Exercise requirements: Skip the pictures and quote all of the lines exactly.

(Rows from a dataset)
◆ ◆ ◆ ◆ ◆

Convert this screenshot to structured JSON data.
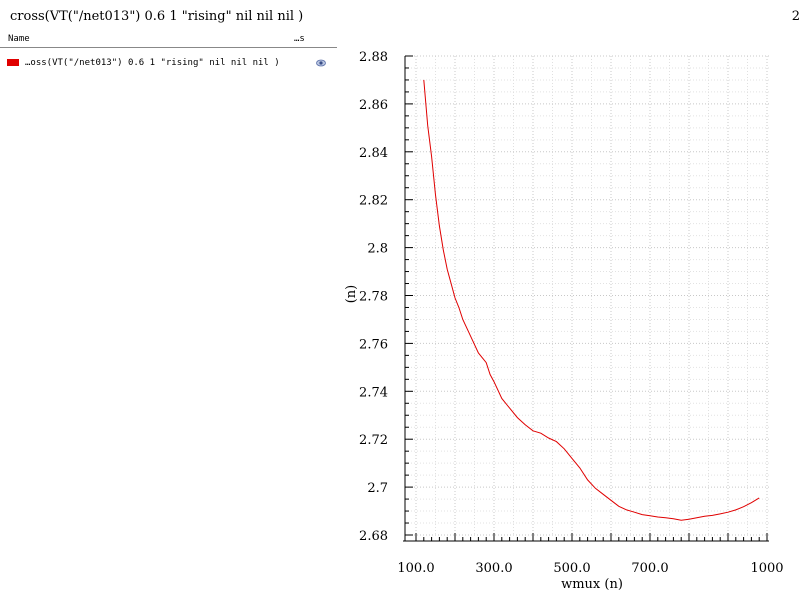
{
  "window": {
    "title": "cross(VT(\"/net013\") 0.6 1 \"rising\" nil nil  nil )",
    "corner_text": "2"
  },
  "legend": {
    "header_name": "Name",
    "header_vis": "…s",
    "items": [
      {
        "label": "…oss(VT(\"/net013\") 0.6 1 \"rising\" nil nil  nil )",
        "color": "#e00000",
        "icon": "eye-icon"
      }
    ]
  },
  "chart_data": {
    "type": "line",
    "title": "cross(VT(\"/net013\") 0.6 1 \"rising\" nil nil  nil )",
    "xlabel": "wmux (n)",
    "ylabel": "(n)",
    "xlim": [
      100,
      1000
    ],
    "ylim": [
      2.68,
      2.88
    ],
    "grid": true,
    "x_ticks": [
      {
        "value": 100,
        "label": "100.0"
      },
      {
        "value": 300,
        "label": "300.0"
      },
      {
        "value": 500,
        "label": "500.0"
      },
      {
        "value": 700,
        "label": "700.0"
      },
      {
        "value": 1000,
        "label": "1000"
      }
    ],
    "y_ticks": [
      {
        "value": 2.68,
        "label": "2.68"
      },
      {
        "value": 2.7,
        "label": "2.7"
      },
      {
        "value": 2.72,
        "label": "2.72"
      },
      {
        "value": 2.74,
        "label": "2.74"
      },
      {
        "value": 2.76,
        "label": "2.76"
      },
      {
        "value": 2.78,
        "label": "2.78"
      },
      {
        "value": 2.8,
        "label": "2.8"
      },
      {
        "value": 2.82,
        "label": "2.82"
      },
      {
        "value": 2.84,
        "label": "2.84"
      },
      {
        "value": 2.86,
        "label": "2.86"
      },
      {
        "value": 2.88,
        "label": "2.88"
      }
    ],
    "series": [
      {
        "color": "#e00000",
        "x": [
          120,
          130,
          140,
          150,
          160,
          170,
          180,
          190,
          200,
          210,
          220,
          240,
          260,
          280,
          290,
          300,
          320,
          340,
          360,
          380,
          400,
          420,
          440,
          460,
          480,
          500,
          520,
          540,
          560,
          580,
          600,
          620,
          640,
          660,
          680,
          700,
          720,
          740,
          760,
          780,
          800,
          820,
          840,
          860,
          880,
          900,
          920,
          940,
          960,
          980
        ],
        "y": [
          2.87,
          2.851,
          2.838,
          2.822,
          2.809,
          2.799,
          2.791,
          2.785,
          2.779,
          2.775,
          2.77,
          2.763,
          2.756,
          2.752,
          2.747,
          2.744,
          2.737,
          2.733,
          2.729,
          2.726,
          2.7235,
          2.7225,
          2.7205,
          2.719,
          2.716,
          2.712,
          2.708,
          2.703,
          2.6995,
          2.697,
          2.6945,
          2.692,
          2.6905,
          2.6895,
          2.6885,
          2.688,
          2.6875,
          2.6872,
          2.6868,
          2.6862,
          2.6866,
          2.6872,
          2.6878,
          2.6882,
          2.6888,
          2.6895,
          2.6905,
          2.6918,
          2.6935,
          2.6955
        ]
      }
    ]
  }
}
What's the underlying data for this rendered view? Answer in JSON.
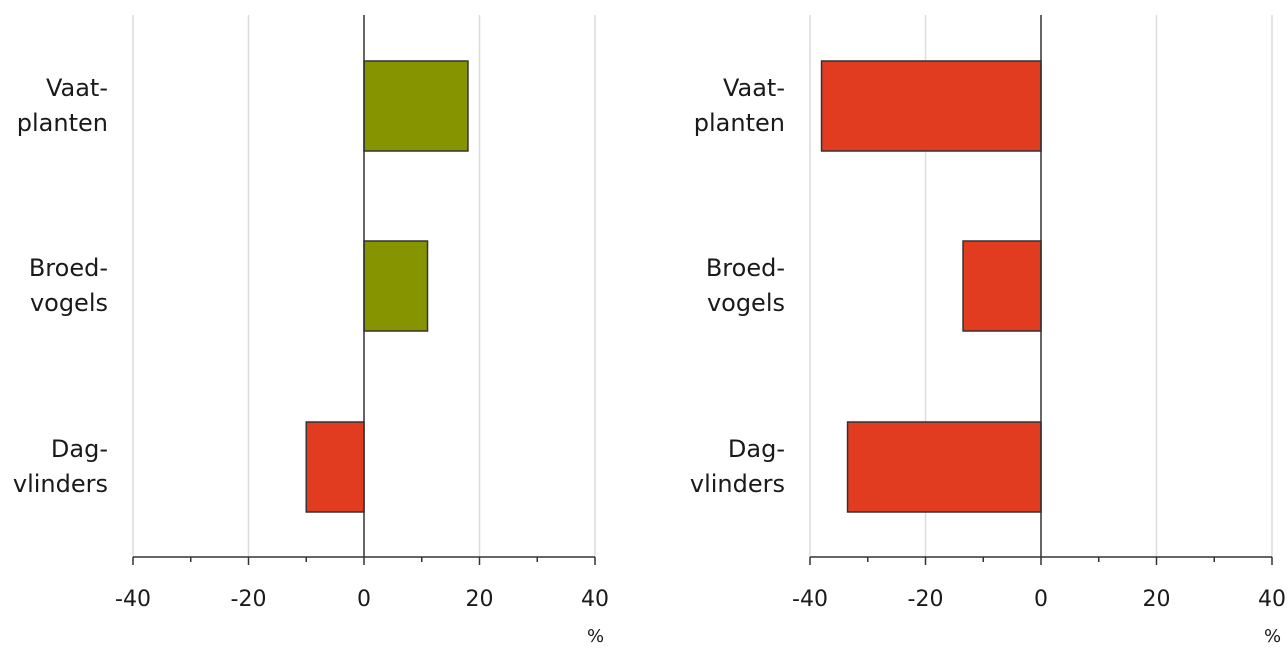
{
  "chart_data": [
    {
      "type": "bar",
      "orientation": "horizontal",
      "categories": [
        [
          "Vaat-",
          "planten"
        ],
        [
          "Broed-",
          "vogels"
        ],
        [
          "Dag-",
          "vlinders"
        ]
      ],
      "values": [
        18,
        11,
        -10
      ],
      "bar_colors": [
        "#869400",
        "#869400",
        "#e13c20"
      ],
      "xlim": [
        -40,
        40
      ],
      "xticks": [
        -40,
        -20,
        0,
        20,
        40
      ],
      "xticklabels": [
        "-40",
        "-20",
        "0",
        "20",
        "40"
      ],
      "xlabel": "%",
      "grid": true
    },
    {
      "type": "bar",
      "orientation": "horizontal",
      "categories": [
        [
          "Vaat-",
          "planten"
        ],
        [
          "Broed-",
          "vogels"
        ],
        [
          "Dag-",
          "vlinders"
        ]
      ],
      "values": [
        -38,
        -13.5,
        -33.5
      ],
      "bar_colors": [
        "#e13c20",
        "#e13c20",
        "#e13c20"
      ],
      "xlim": [
        -40,
        40
      ],
      "xticks": [
        -40,
        -20,
        0,
        20,
        40
      ],
      "xticklabels": [
        "-40",
        "-20",
        "0",
        "20",
        "40"
      ],
      "xlabel": "%",
      "grid": true
    }
  ]
}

◆ ◆ ◆ ◆ ◆

Complete answer:
Convert this screenshot to structured JSON data.
{
  "window": {
    "title": "cross(VT(\"/net013\") 0.6 1 \"rising\" nil nil  nil )",
    "corner_text": "2"
  },
  "legend": {
    "header_name": "Name",
    "header_vis": "…s",
    "items": [
      {
        "label": "…oss(VT(\"/net013\") 0.6 1 \"rising\" nil nil  nil )",
        "color": "#e00000",
        "icon": "eye-icon"
      }
    ]
  },
  "chart_data": {
    "type": "line",
    "title": "cross(VT(\"/net013\") 0.6 1 \"rising\" nil nil  nil )",
    "xlabel": "wmux (n)",
    "ylabel": "(n)",
    "xlim": [
      100,
      1000
    ],
    "ylim": [
      2.68,
      2.88
    ],
    "grid": true,
    "x_ticks": [
      {
        "value": 100,
        "label": "100.0"
      },
      {
        "value": 300,
        "label": "300.0"
      },
      {
        "value": 500,
        "label": "500.0"
      },
      {
        "value": 700,
        "label": "700.0"
      },
      {
        "value": 1000,
        "label": "1000"
      }
    ],
    "y_ticks": [
      {
        "value": 2.68,
        "label": "2.68"
      },
      {
        "value": 2.7,
        "label": "2.7"
      },
      {
        "value": 2.72,
        "label": "2.72"
      },
      {
        "value": 2.74,
        "label": "2.74"
      },
      {
        "value": 2.76,
        "label": "2.76"
      },
      {
        "value": 2.78,
        "label": "2.78"
      },
      {
        "value": 2.8,
        "label": "2.8"
      },
      {
        "value": 2.82,
        "label": "2.82"
      },
      {
        "value": 2.84,
        "label": "2.84"
      },
      {
        "value": 2.86,
        "label": "2.86"
      },
      {
        "value": 2.88,
        "label": "2.88"
      }
    ],
    "series": [
      {
        "color": "#e00000",
        "x": [
          120,
          130,
          140,
          150,
          160,
          170,
          180,
          190,
          200,
          210,
          220,
          240,
          260,
          280,
          290,
          300,
          320,
          340,
          360,
          380,
          400,
          420,
          440,
          460,
          480,
          500,
          520,
          540,
          560,
          580,
          600,
          620,
          640,
          660,
          680,
          700,
          720,
          740,
          760,
          780,
          800,
          820,
          840,
          860,
          880,
          900,
          920,
          940,
          960,
          980
        ],
        "y": [
          2.87,
          2.851,
          2.838,
          2.822,
          2.809,
          2.799,
          2.791,
          2.785,
          2.779,
          2.775,
          2.77,
          2.763,
          2.756,
          2.752,
          2.747,
          2.744,
          2.737,
          2.733,
          2.729,
          2.726,
          2.7235,
          2.7225,
          2.7205,
          2.719,
          2.716,
          2.712,
          2.708,
          2.703,
          2.6995,
          2.697,
          2.6945,
          2.692,
          2.6905,
          2.6895,
          2.6885,
          2.688,
          2.6875,
          2.6872,
          2.6868,
          2.6862,
          2.6866,
          2.6872,
          2.6878,
          2.6882,
          2.6888,
          2.6895,
          2.6905,
          2.6918,
          2.6935,
          2.6955
        ]
      }
    ]
  }
}
What's the underlying data for this rendered view? Answer in JSON.
{
  "chart_data": [
    {
      "type": "bar",
      "orientation": "horizontal",
      "categories": [
        [
          "Vaat-",
          "planten"
        ],
        [
          "Broed-",
          "vogels"
        ],
        [
          "Dag-",
          "vlinders"
        ]
      ],
      "values": [
        18,
        11,
        -10
      ],
      "bar_colors": [
        "#869400",
        "#869400",
        "#e13c20"
      ],
      "xlim": [
        -40,
        40
      ],
      "xticks": [
        -40,
        -20,
        0,
        20,
        40
      ],
      "xticklabels": [
        "-40",
        "-20",
        "0",
        "20",
        "40"
      ],
      "xlabel": "%",
      "grid": true
    },
    {
      "type": "bar",
      "orientation": "horizontal",
      "categories": [
        [
          "Vaat-",
          "planten"
        ],
        [
          "Broed-",
          "vogels"
        ],
        [
          "Dag-",
          "vlinders"
        ]
      ],
      "values": [
        -38,
        -13.5,
        -33.5
      ],
      "bar_colors": [
        "#e13c20",
        "#e13c20",
        "#e13c20"
      ],
      "xlim": [
        -40,
        40
      ],
      "xticks": [
        -40,
        -20,
        0,
        20,
        40
      ],
      "xticklabels": [
        "-40",
        "-20",
        "0",
        "20",
        "40"
      ],
      "xlabel": "%",
      "grid": true
    }
  ]
}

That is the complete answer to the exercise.